What you are asked to do:
Each record below should be output verbatim, without pictures.

-- START The data --

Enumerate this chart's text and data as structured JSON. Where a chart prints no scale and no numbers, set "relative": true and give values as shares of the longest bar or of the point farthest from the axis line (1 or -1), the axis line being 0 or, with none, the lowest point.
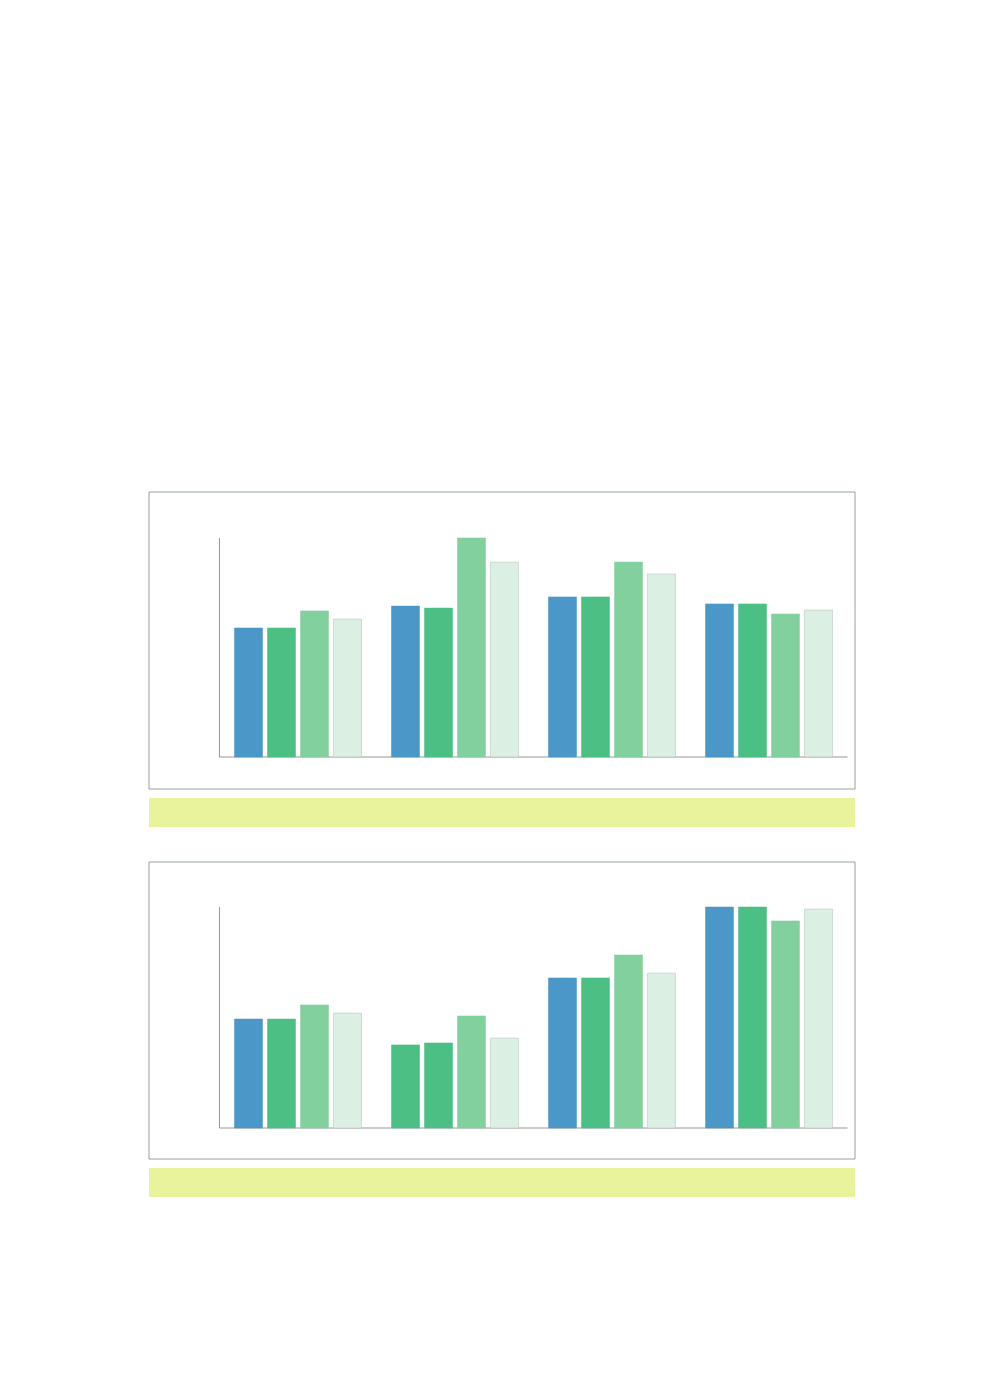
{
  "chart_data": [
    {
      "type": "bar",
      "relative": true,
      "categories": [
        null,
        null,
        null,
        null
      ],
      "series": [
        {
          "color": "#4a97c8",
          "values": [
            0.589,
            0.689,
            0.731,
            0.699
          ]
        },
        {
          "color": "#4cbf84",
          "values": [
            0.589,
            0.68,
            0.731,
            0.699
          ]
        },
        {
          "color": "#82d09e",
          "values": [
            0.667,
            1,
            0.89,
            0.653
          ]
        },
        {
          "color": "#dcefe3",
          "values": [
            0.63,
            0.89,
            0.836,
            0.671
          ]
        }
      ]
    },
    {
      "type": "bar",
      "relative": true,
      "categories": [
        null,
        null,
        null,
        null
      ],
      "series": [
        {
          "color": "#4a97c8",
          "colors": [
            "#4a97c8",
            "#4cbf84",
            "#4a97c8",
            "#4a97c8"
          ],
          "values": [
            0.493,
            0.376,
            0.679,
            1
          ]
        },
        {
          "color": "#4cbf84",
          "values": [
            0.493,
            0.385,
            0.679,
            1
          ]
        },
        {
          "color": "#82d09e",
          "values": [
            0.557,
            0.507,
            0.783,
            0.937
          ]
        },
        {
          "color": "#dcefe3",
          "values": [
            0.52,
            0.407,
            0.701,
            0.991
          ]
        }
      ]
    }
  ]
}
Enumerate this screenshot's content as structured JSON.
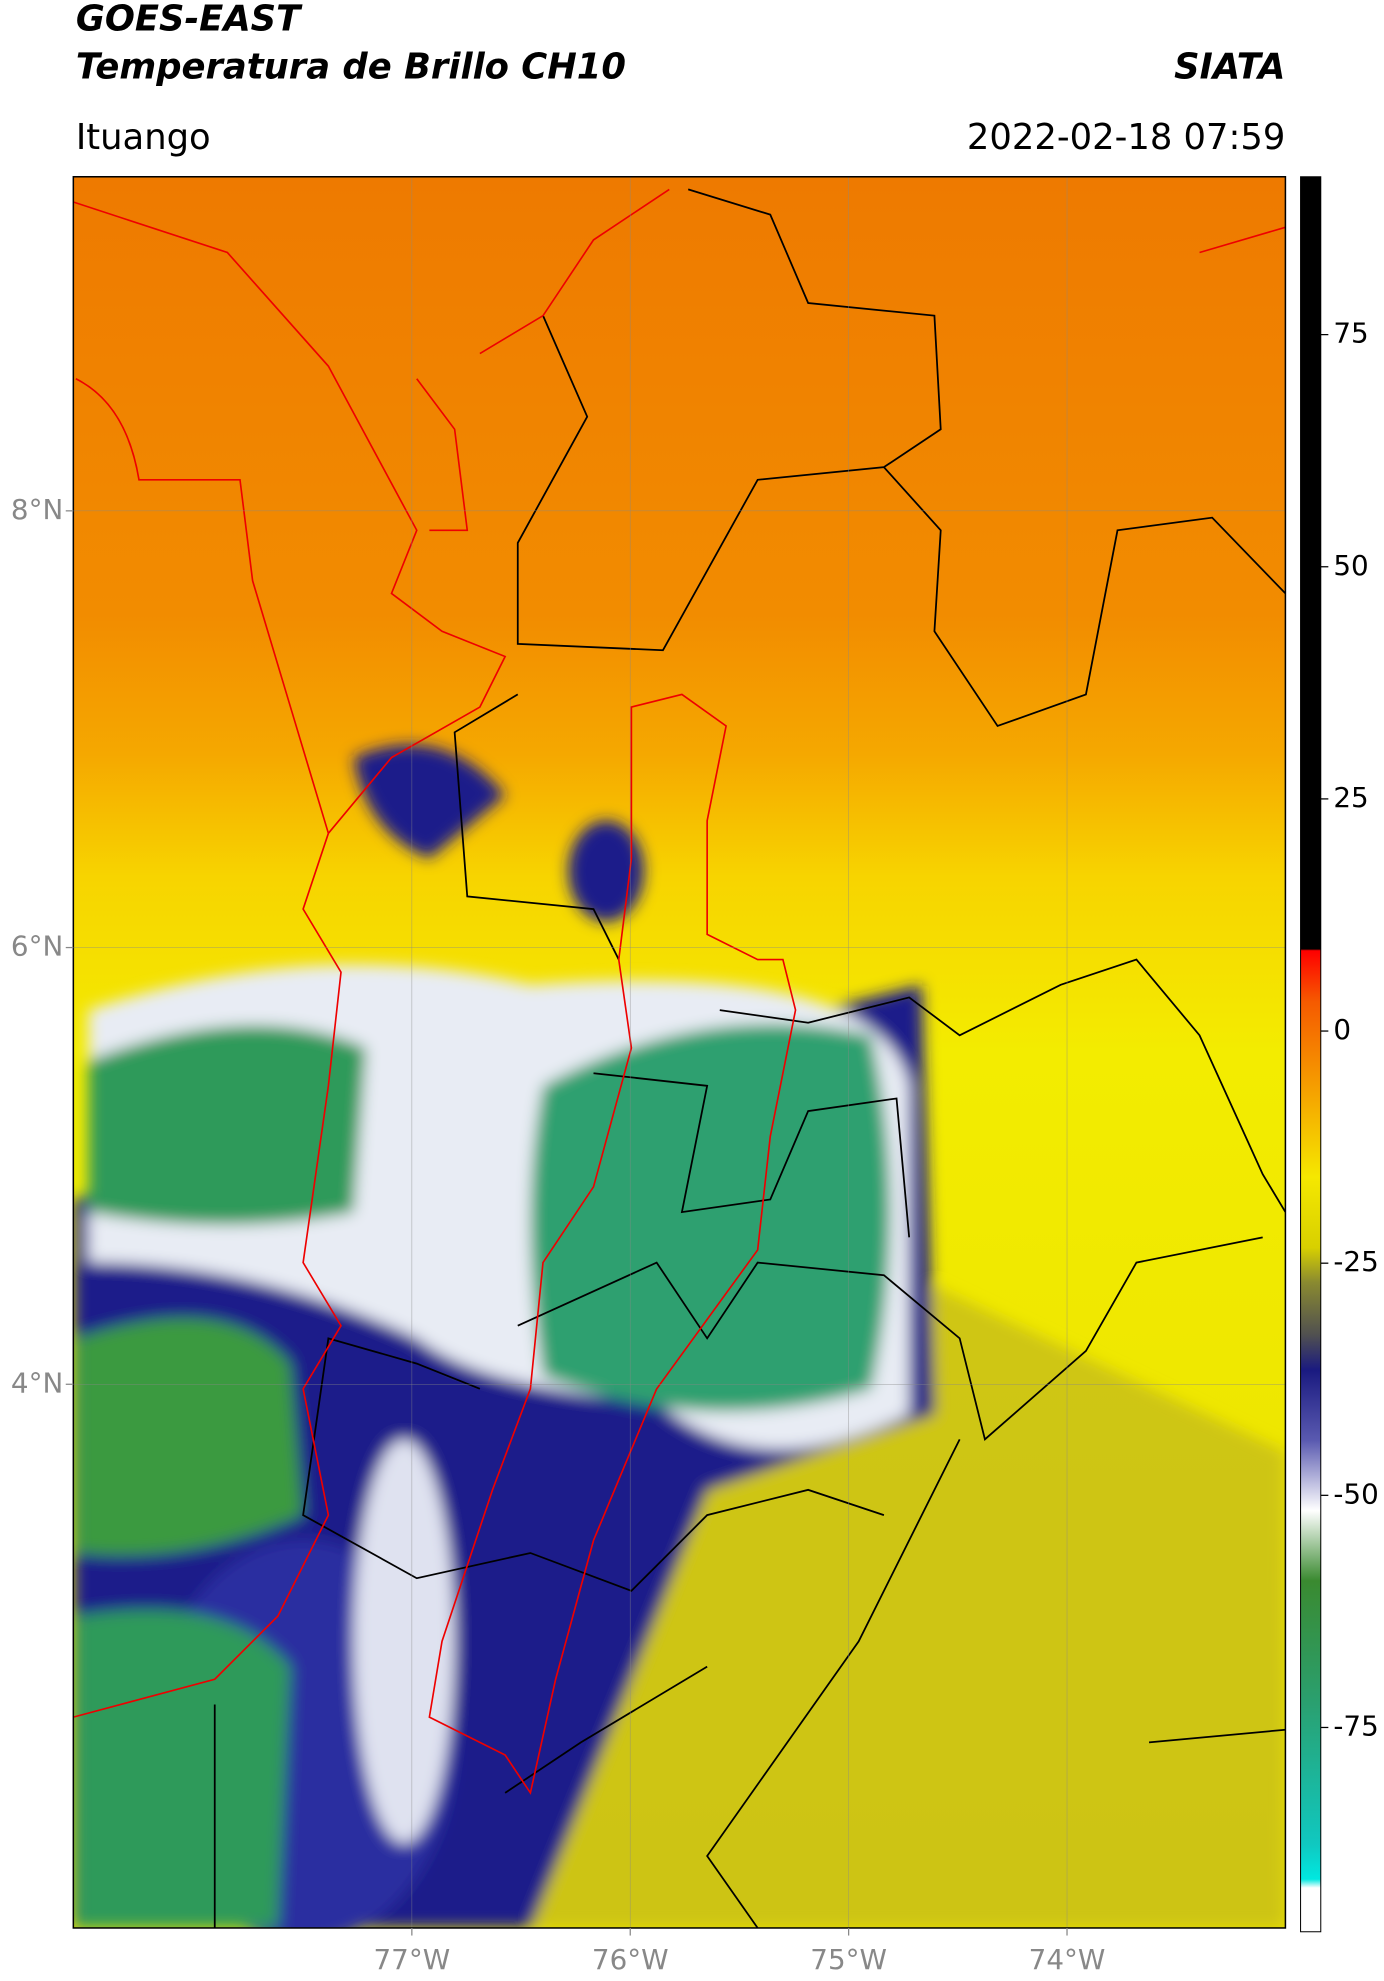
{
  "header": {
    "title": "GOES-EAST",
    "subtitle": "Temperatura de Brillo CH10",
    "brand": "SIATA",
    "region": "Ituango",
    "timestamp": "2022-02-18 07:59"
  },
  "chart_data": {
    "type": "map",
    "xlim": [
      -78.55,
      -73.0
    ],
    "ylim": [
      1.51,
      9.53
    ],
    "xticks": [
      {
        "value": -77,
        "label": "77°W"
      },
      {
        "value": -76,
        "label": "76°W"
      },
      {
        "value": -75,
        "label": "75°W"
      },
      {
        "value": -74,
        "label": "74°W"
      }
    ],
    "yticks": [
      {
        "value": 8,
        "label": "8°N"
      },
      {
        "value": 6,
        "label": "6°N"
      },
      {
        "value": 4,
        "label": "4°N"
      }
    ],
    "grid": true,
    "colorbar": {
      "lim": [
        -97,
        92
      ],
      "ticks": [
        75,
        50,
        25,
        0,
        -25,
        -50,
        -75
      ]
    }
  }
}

-- END The data --

Reply:
Enumerate this chart's text and data as structured JSON. Where a chart prints no scale and no numbers, set "relative": true and give values as shares of the longest bar or of the point farthest from the axis line (1 or -1), the axis line being 0 or, with none, the lowest point.
{
  "chart_data": [
    {
      "type": "bar",
      "relative": true,
      "categories": [
        null,
        null,
        null,
        null
      ],
      "series": [
        {
          "color": "#4a97c8",
          "values": [
            0.589,
            0.689,
            0.731,
            0.699
          ]
        },
        {
          "color": "#4cbf84",
          "values": [
            0.589,
            0.68,
            0.731,
            0.699
          ]
        },
        {
          "color": "#82d09e",
          "values": [
            0.667,
            1,
            0.89,
            0.653
          ]
        },
        {
          "color": "#dcefe3",
          "values": [
            0.63,
            0.89,
            0.836,
            0.671
          ]
        }
      ]
    },
    {
      "type": "bar",
      "relative": true,
      "categories": [
        null,
        null,
        null,
        null
      ],
      "series": [
        {
          "color": "#4a97c8",
          "colors": [
            "#4a97c8",
            "#4cbf84",
            "#4a97c8",
            "#4a97c8"
          ],
          "values": [
            0.493,
            0.376,
            0.679,
            1
          ]
        },
        {
          "color": "#4cbf84",
          "values": [
            0.493,
            0.385,
            0.679,
            1
          ]
        },
        {
          "color": "#82d09e",
          "values": [
            0.557,
            0.507,
            0.783,
            0.937
          ]
        },
        {
          "color": "#dcefe3",
          "values": [
            0.52,
            0.407,
            0.701,
            0.991
          ]
        }
      ]
    }
  ]
}
Enumerate this screenshot's content as structured JSON.
{
  "header": {
    "title": "GOES-EAST",
    "subtitle": "Temperatura de Brillo CH10",
    "brand": "SIATA",
    "region": "Ituango",
    "timestamp": "2022-02-18 07:59"
  },
  "chart_data": {
    "type": "map",
    "xlim": [
      -78.55,
      -73.0
    ],
    "ylim": [
      1.51,
      9.53
    ],
    "xticks": [
      {
        "value": -77,
        "label": "77°W"
      },
      {
        "value": -76,
        "label": "76°W"
      },
      {
        "value": -75,
        "label": "75°W"
      },
      {
        "value": -74,
        "label": "74°W"
      }
    ],
    "yticks": [
      {
        "value": 8,
        "label": "8°N"
      },
      {
        "value": 6,
        "label": "6°N"
      },
      {
        "value": 4,
        "label": "4°N"
      }
    ],
    "grid": true,
    "colorbar": {
      "lim": [
        -97,
        92
      ],
      "ticks": [
        75,
        50,
        25,
        0,
        -25,
        -50,
        -75
      ]
    }
  }
}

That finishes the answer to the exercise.